Dataset items:

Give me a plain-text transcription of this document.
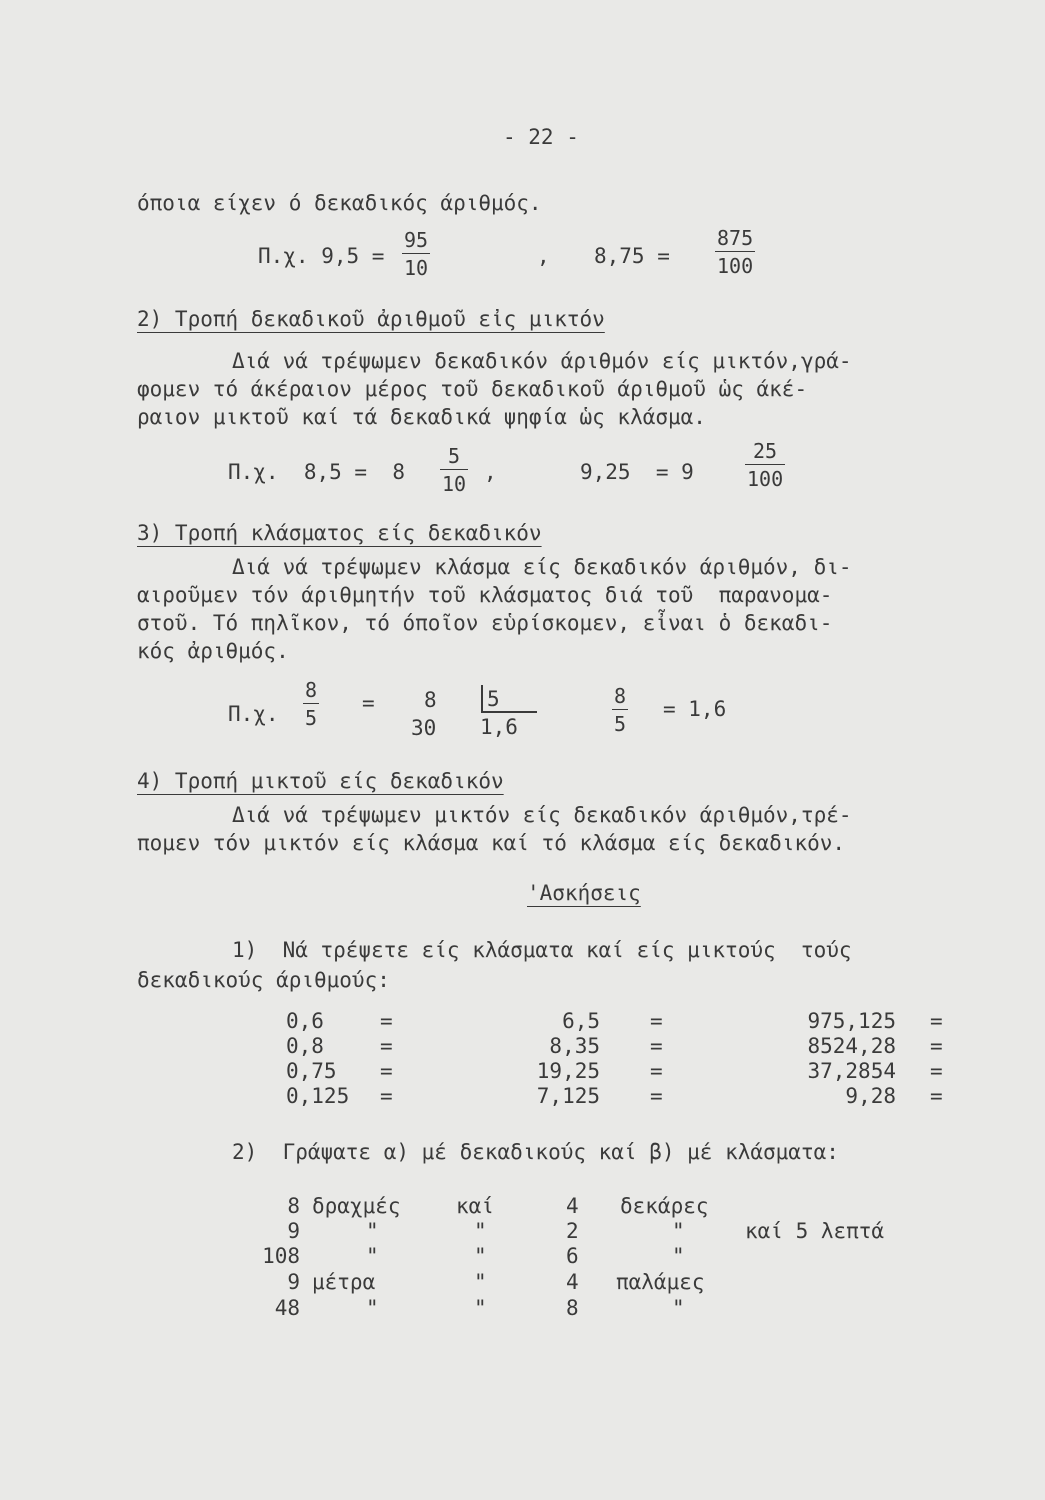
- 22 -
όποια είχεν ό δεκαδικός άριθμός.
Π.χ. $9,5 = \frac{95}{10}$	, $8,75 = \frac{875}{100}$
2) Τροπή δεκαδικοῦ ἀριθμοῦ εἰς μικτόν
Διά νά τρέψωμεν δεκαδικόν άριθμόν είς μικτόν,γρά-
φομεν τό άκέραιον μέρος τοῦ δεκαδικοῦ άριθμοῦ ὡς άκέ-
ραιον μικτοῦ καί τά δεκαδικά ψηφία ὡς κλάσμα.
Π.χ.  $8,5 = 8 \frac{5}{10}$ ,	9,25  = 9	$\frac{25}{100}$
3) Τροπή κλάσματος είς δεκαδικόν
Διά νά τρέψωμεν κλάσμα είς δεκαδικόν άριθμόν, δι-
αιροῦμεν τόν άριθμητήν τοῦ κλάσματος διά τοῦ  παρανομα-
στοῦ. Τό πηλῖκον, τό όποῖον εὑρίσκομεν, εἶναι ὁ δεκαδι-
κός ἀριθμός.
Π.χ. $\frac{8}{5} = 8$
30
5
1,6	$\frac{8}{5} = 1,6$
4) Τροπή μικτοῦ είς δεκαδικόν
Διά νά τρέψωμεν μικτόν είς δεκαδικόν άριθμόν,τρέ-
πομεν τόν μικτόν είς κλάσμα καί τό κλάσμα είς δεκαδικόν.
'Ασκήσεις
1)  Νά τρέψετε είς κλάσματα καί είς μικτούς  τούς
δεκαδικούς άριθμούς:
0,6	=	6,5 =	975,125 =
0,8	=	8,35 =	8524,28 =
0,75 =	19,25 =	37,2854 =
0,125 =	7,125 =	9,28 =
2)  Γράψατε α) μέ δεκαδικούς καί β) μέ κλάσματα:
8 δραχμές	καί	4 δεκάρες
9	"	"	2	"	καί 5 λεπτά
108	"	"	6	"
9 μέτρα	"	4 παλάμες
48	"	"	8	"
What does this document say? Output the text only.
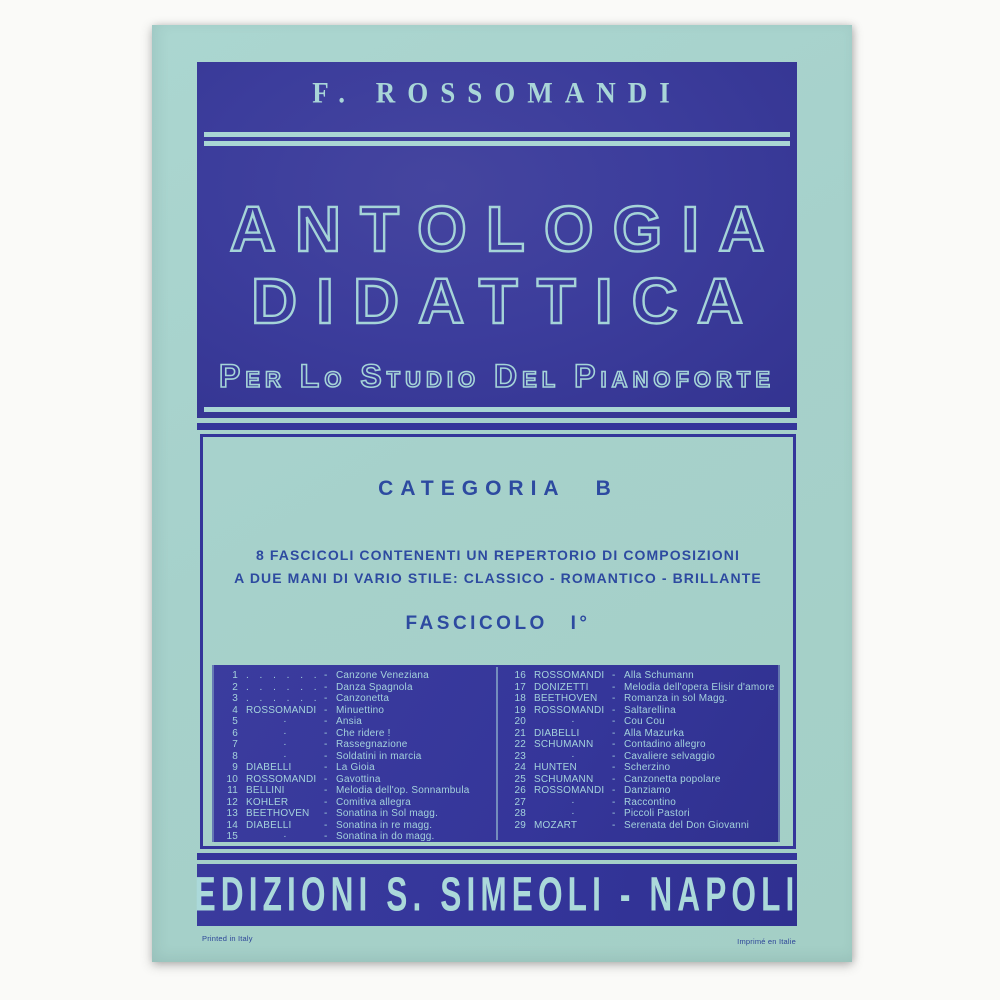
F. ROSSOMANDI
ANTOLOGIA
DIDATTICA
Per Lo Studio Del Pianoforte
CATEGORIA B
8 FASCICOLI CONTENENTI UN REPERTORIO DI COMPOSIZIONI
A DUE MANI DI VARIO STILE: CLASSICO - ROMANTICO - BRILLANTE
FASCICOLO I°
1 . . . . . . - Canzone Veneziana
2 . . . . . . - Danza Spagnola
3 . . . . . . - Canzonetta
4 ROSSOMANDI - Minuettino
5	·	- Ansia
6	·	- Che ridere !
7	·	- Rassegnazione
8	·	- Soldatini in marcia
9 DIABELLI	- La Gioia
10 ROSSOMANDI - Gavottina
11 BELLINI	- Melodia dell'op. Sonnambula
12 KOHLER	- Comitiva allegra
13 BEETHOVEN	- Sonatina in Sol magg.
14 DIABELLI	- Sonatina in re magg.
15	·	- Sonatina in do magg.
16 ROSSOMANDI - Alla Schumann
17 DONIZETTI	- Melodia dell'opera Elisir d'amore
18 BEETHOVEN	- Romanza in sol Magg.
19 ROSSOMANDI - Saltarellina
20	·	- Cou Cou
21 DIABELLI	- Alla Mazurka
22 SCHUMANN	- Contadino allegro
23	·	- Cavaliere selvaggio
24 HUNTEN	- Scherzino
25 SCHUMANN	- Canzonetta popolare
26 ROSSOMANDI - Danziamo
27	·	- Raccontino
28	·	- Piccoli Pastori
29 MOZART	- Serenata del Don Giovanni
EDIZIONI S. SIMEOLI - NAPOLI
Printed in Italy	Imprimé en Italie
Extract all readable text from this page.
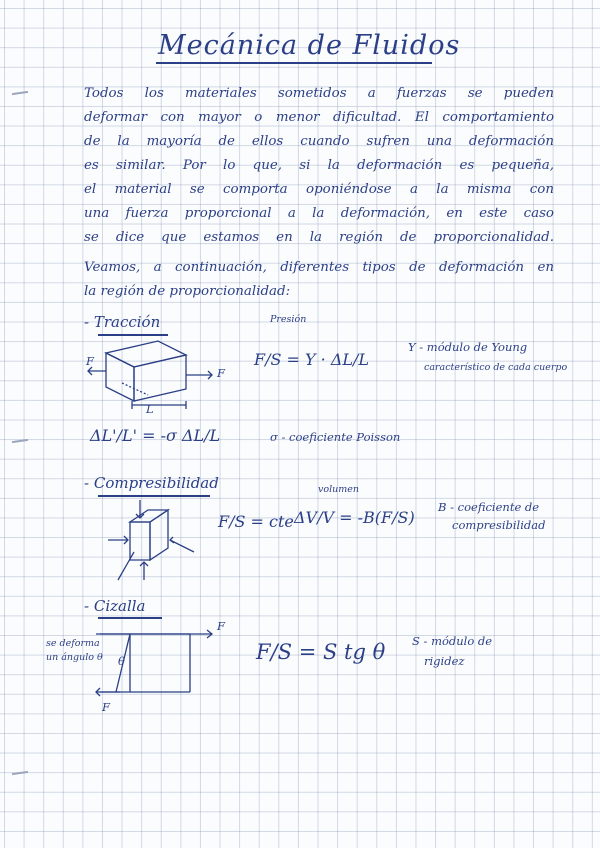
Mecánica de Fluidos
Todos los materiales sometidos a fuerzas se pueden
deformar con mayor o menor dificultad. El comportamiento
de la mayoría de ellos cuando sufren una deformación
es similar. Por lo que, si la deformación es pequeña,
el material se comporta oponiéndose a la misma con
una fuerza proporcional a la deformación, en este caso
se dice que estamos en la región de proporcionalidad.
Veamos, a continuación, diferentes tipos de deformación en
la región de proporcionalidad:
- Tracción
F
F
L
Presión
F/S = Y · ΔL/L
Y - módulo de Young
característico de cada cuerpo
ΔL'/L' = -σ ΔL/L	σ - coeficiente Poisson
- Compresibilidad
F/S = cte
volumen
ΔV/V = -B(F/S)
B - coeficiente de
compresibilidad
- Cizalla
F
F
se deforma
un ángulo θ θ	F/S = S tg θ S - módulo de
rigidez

## Given instruction
Copy each line of the entries that includes the word "dell".

## Problem solution
11 BELLINI	- Melodia dell'op. Sonnambula
17 DONIZETTI	- Melodia dell'opera Elisir d'amore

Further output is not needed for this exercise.